(The exercise):
Gather each line containing the string "source" from these entries.

[Extracted records]
☆ ☆ ☆ ☆

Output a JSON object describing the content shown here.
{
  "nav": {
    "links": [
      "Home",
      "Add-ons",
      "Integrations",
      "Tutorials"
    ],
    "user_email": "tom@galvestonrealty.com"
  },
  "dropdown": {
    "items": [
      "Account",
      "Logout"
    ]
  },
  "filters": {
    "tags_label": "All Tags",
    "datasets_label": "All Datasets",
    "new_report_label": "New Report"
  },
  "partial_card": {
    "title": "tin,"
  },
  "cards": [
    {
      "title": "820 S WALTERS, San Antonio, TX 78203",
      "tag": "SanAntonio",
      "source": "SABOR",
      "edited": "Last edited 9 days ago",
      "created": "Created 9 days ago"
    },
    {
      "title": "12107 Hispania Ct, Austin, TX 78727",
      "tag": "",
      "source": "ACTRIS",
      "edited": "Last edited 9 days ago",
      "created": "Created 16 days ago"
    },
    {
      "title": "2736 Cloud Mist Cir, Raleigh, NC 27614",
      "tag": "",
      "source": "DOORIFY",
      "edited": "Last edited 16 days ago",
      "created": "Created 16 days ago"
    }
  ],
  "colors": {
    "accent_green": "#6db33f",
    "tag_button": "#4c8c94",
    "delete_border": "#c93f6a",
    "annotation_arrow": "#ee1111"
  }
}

☆ ☆ ☆ ☆

(Final answer):
      "source": "SABOR",
      "source": "ACTRIS",
      "source": "DOORIFY",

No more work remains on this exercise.